Exclude the pictures; give every entry again exactly as written.

* start Given data *

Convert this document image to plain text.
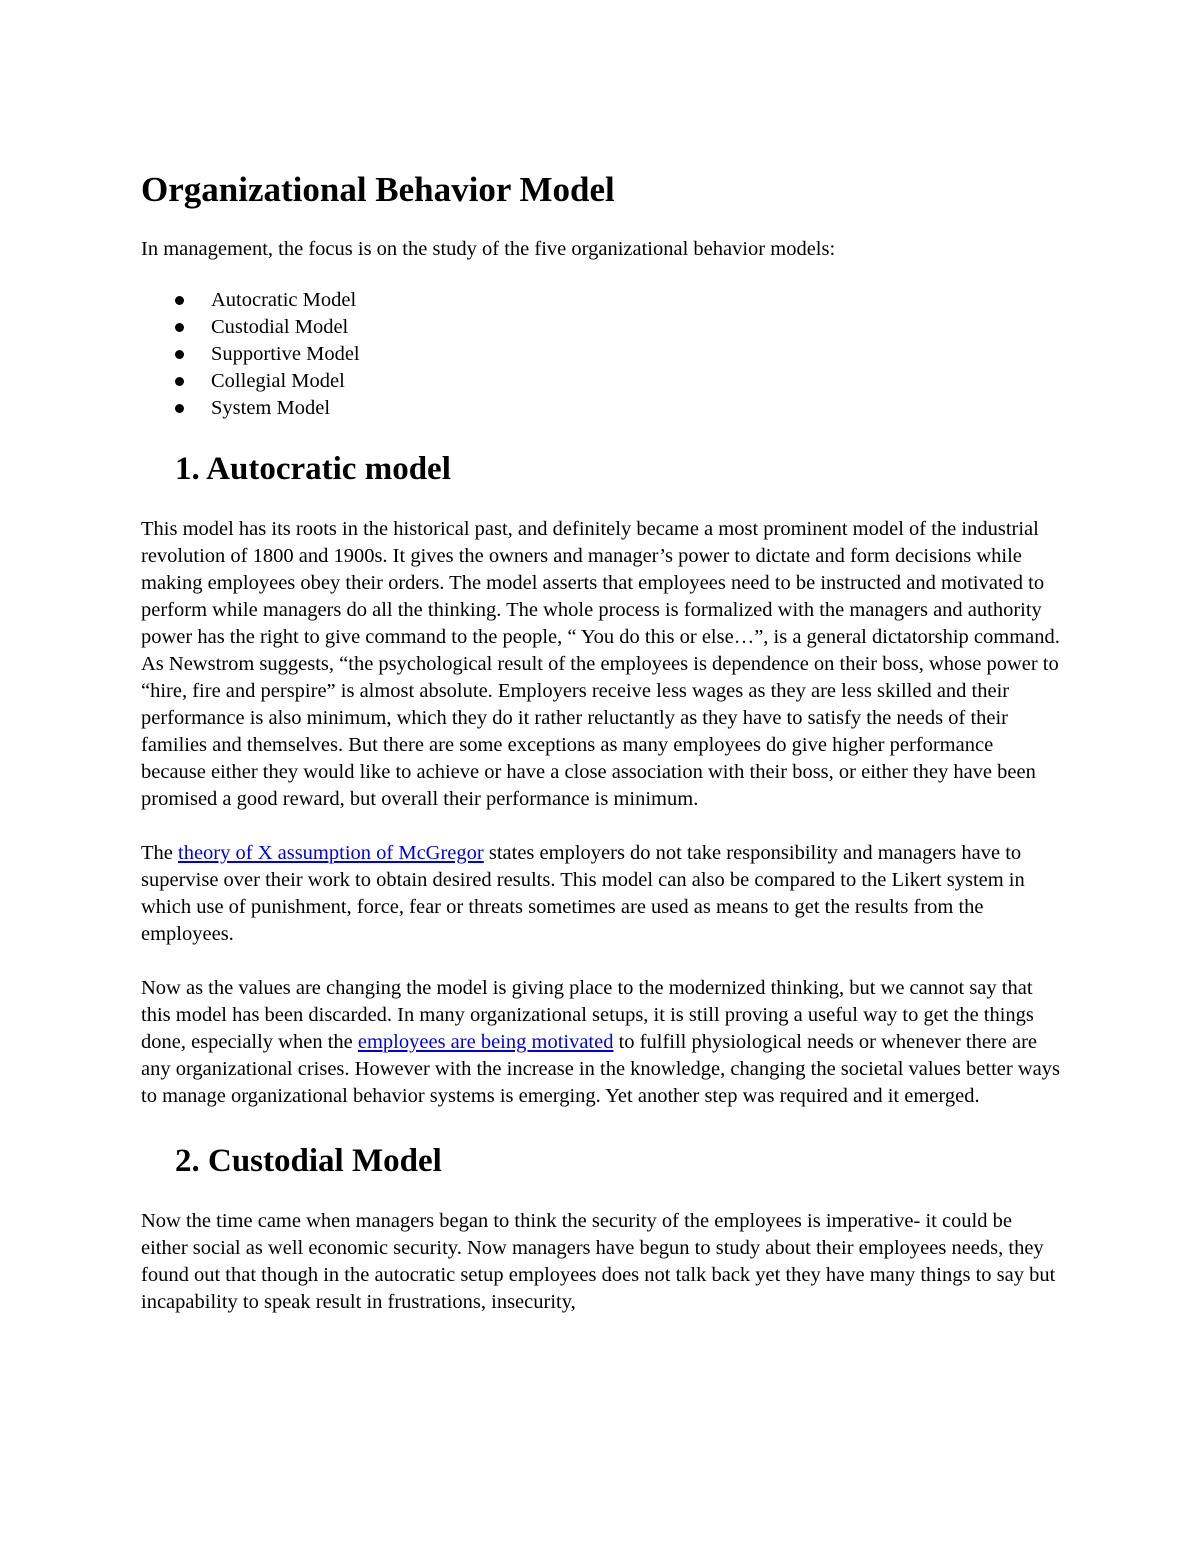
Organizational Behavior Model

In management, the focus is on the study of the five organizational behavior models:

Autocratic Model
Custodial Model
Supportive Model
Collegial Model
System Model
1. Autocratic model

This model has its roots in the historical past, and definitely became a most prominent model of the industrial revolution of 1800 and 1900s. It gives the owners and manager’s power to dictate and form decisions while making employees obey their orders. The model asserts that employees need to be instructed and motivated to perform while managers do all the thinking. The whole process is formalized with the managers and authority power has the right to give command to the people, “ You do this or else…”, is a general dictatorship command. As Newstrom suggests, “the psychological result of the employees is dependence on their boss, whose power to “hire, fire and perspire” is almost absolute. Employers receive less wages as they are less skilled and their performance is also minimum, which they do it rather reluctantly as they have to satisfy the needs of their families and themselves. But there are some exceptions as many employees do give higher performance because either they would like to achieve or have a close association with their boss, or either they have been promised a good reward, but overall their performance is minimum.

The theory of X assumption of McGregor states employers do not take responsibility and managers have to supervise over their work to obtain desired results. This model can also be compared to the Likert system in which use of punishment, force, fear or threats sometimes are used as means to get the results from the employees.

Now as the values are changing the model is giving place to the modernized thinking, but we cannot say that this model has been discarded. In many organizational setups, it is still proving a useful way to get the things done, especially when the employees are being motivated to fulfill physiological needs or whenever there are any organizational crises. However with the increase in the knowledge, changing the societal values better ways to manage organizational behavior systems is emerging. Yet another step was required and it emerged.

2. Custodial Model

Now the time came when managers began to think the security of the employees is imperative- it could be either social as well economic security. Now managers have begun to study about their employees needs, they found out that though in the autocratic setup employees does not talk back yet they have many things to say but incapability to speak result in frustrations, insecurity,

* end Given data *

> **Answer to the problem**:
Convert this document image to plain text.
Organizational Behavior Model

In management, the focus is on the study of the five organizational behavior models:

Autocratic Model
Custodial Model
Supportive Model
Collegial Model
System Model
1. Autocratic model

This model has its roots in the historical past, and definitely became a most prominent model of the industrial revolution of 1800 and 1900s. It gives the owners and manager’s power to dictate and form decisions while making employees obey their orders. The model asserts that employees need to be instructed and motivated to perform while managers do all the thinking. The whole process is formalized with the managers and authority power has the right to give command to the people, “ You do this or else…”, is a general dictatorship command. As Newstrom suggests, “the psychological result of the employees is dependence on their boss, whose power to “hire, fire and perspire” is almost absolute. Employers receive less wages as they are less skilled and their performance is also minimum, which they do it rather reluctantly as they have to satisfy the needs of their families and themselves. But there are some exceptions as many employees do give higher performance because either they would like to achieve or have a close association with their boss, or either they have been promised a good reward, but overall their performance is minimum.

The theory of X assumption of McGregor states employers do not take responsibility and managers have to supervise over their work to obtain desired results. This model can also be compared to the Likert system in which use of punishment, force, fear or threats sometimes are used as means to get the results from the employees.

Now as the values are changing the model is giving place to the modernized thinking, but we cannot say that this model has been discarded. In many organizational setups, it is still proving a useful way to get the things done, especially when the employees are being motivated to fulfill physiological needs or whenever there are any organizational crises. However with the increase in the knowledge, changing the societal values better ways to manage organizational behavior systems is emerging. Yet another step was required and it emerged.

2. Custodial Model

Now the time came when managers began to think the security of the employees is imperative- it could be either social as well economic security. Now managers have begun to study about their employees needs, they found out that though in the autocratic setup employees does not talk back yet they have many things to say but incapability to speak result in frustrations, insecurity,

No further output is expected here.